Copy out all the lines in the records that include the word "okrese".
--- begin ---
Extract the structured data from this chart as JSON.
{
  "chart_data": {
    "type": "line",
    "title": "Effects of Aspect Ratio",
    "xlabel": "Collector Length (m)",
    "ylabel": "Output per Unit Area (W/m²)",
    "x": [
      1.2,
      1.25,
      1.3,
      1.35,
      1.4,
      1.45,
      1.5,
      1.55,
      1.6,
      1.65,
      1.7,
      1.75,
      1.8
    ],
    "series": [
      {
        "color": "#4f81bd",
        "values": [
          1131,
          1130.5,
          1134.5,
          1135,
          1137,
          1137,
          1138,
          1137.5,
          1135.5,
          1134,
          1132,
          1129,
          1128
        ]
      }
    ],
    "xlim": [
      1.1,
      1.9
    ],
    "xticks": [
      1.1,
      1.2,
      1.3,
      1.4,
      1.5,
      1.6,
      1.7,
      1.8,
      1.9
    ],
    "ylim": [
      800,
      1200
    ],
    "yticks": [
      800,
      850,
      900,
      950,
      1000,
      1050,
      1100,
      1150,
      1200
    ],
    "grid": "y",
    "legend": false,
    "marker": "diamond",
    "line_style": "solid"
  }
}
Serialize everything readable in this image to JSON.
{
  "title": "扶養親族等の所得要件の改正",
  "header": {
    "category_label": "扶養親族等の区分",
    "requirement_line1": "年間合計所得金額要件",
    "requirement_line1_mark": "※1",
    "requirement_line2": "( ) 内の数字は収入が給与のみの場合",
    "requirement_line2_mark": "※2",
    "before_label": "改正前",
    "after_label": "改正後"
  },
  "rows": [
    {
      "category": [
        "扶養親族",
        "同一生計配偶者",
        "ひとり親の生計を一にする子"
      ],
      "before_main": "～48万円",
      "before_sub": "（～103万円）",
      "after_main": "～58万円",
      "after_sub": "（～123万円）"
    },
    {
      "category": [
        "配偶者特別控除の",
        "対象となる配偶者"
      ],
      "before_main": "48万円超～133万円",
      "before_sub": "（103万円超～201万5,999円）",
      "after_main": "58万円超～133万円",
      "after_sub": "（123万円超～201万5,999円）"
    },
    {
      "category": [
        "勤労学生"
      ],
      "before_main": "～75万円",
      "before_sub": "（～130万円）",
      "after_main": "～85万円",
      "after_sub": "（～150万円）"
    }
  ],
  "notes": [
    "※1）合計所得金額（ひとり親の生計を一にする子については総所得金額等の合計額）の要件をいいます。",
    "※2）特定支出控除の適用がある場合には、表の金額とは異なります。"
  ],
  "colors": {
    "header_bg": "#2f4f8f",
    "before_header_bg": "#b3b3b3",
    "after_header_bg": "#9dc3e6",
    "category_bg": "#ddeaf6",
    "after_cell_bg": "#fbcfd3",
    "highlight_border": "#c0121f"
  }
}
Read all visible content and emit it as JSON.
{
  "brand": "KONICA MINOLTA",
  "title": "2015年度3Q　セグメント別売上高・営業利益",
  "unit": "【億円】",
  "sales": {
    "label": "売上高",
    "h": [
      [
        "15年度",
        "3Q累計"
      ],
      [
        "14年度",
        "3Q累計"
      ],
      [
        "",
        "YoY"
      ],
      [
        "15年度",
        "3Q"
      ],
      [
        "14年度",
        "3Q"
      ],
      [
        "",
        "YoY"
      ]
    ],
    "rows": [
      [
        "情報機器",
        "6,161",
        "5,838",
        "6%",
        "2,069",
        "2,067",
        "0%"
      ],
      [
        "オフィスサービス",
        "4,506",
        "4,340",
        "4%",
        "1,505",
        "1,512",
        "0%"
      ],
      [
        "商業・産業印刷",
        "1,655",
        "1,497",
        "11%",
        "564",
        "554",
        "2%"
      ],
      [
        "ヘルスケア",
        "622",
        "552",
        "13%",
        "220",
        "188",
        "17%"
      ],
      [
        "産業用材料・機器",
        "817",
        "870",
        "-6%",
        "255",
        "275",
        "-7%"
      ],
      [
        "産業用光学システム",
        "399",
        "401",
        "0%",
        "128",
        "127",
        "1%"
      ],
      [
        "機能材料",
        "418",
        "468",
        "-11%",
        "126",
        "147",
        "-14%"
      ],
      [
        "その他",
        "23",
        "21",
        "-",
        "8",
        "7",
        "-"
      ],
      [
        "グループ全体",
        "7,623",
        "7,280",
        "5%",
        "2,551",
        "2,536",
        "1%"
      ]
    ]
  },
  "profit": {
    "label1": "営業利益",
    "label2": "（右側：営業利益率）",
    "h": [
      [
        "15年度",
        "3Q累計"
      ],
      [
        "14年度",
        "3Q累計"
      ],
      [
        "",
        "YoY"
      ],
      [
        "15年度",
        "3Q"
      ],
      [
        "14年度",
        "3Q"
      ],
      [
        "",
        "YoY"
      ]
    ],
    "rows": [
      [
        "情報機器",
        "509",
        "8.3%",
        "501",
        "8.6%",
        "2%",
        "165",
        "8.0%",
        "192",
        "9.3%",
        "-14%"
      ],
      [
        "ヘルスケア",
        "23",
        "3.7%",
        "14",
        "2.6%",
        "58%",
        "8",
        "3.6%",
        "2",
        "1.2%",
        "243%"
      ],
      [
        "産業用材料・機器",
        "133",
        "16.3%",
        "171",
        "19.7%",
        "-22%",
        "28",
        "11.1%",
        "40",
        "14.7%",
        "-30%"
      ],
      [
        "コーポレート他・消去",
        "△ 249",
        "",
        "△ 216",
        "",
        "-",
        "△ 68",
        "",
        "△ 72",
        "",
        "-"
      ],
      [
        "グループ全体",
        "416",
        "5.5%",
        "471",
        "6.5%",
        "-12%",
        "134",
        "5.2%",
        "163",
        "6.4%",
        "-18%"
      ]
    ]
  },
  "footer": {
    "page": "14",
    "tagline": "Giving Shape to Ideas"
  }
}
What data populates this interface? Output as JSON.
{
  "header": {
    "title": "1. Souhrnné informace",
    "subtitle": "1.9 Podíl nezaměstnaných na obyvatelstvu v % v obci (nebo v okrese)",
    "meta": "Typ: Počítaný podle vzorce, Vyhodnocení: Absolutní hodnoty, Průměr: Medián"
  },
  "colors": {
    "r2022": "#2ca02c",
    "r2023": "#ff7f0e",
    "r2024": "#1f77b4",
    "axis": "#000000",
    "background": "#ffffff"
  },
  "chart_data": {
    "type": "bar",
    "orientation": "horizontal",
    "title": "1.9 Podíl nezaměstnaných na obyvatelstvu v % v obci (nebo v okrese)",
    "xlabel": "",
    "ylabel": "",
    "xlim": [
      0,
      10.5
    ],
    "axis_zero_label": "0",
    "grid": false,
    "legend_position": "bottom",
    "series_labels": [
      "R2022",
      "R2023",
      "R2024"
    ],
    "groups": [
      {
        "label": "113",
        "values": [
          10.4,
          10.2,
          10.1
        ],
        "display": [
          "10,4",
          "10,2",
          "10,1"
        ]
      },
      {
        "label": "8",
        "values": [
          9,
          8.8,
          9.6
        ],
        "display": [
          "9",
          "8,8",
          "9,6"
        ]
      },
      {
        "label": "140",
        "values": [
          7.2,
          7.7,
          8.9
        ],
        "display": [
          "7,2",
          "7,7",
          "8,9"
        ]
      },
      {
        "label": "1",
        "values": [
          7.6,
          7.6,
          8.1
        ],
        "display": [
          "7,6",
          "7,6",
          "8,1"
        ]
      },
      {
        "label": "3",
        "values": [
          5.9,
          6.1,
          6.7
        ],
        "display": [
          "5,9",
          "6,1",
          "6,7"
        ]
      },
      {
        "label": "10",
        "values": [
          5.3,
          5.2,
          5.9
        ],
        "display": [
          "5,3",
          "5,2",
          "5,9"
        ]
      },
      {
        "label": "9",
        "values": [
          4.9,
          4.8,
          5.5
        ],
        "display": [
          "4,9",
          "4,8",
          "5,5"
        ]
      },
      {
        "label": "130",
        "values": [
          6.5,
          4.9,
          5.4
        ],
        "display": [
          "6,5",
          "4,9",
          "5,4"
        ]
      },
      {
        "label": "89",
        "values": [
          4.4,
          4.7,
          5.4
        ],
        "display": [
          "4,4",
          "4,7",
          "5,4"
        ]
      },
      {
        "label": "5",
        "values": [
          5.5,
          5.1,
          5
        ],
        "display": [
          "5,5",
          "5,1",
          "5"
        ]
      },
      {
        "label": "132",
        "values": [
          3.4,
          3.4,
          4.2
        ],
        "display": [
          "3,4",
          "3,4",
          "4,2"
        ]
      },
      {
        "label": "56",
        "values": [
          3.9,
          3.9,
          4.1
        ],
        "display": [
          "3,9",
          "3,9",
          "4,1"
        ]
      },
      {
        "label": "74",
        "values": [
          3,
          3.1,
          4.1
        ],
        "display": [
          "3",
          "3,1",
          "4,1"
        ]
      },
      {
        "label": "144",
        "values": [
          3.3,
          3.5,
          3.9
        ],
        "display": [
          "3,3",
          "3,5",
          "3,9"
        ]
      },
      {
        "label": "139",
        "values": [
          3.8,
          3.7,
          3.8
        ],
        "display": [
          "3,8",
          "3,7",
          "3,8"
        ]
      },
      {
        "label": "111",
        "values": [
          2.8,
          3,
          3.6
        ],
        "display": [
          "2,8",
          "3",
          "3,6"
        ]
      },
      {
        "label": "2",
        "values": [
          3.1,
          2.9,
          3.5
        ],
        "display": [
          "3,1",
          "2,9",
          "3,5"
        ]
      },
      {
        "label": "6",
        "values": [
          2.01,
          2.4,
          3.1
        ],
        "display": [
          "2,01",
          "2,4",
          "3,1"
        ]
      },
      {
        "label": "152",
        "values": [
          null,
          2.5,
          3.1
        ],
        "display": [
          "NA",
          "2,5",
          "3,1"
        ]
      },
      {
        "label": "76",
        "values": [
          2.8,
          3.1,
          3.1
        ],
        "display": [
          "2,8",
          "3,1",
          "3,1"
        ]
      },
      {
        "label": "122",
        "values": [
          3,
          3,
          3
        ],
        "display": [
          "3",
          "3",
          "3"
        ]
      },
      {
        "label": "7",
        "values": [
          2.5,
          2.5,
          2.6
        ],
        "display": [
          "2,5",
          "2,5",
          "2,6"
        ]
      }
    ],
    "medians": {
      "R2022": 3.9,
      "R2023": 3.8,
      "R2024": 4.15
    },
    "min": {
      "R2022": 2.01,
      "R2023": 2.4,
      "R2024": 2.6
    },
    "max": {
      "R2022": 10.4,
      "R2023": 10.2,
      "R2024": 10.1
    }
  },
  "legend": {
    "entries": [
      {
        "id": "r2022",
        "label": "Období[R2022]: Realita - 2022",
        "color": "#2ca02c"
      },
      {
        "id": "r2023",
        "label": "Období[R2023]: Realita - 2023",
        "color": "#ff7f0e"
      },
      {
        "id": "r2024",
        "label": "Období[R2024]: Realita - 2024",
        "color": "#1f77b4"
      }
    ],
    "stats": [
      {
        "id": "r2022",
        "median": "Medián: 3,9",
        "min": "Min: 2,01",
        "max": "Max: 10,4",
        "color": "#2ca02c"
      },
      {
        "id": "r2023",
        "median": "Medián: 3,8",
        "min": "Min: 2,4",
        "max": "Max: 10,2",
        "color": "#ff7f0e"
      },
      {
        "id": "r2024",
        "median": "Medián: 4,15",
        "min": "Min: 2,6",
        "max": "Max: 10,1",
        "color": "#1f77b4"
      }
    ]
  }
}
--- end ---
▶ SOLUTION
    "subtitle": "1.9 Podíl nezaměstnaných na obyvatelstvu v % v obci (nebo v okrese)",
    "title": "1.9 Podíl nezaměstnaných na obyvatelstvu v % v obci (nebo v okrese)",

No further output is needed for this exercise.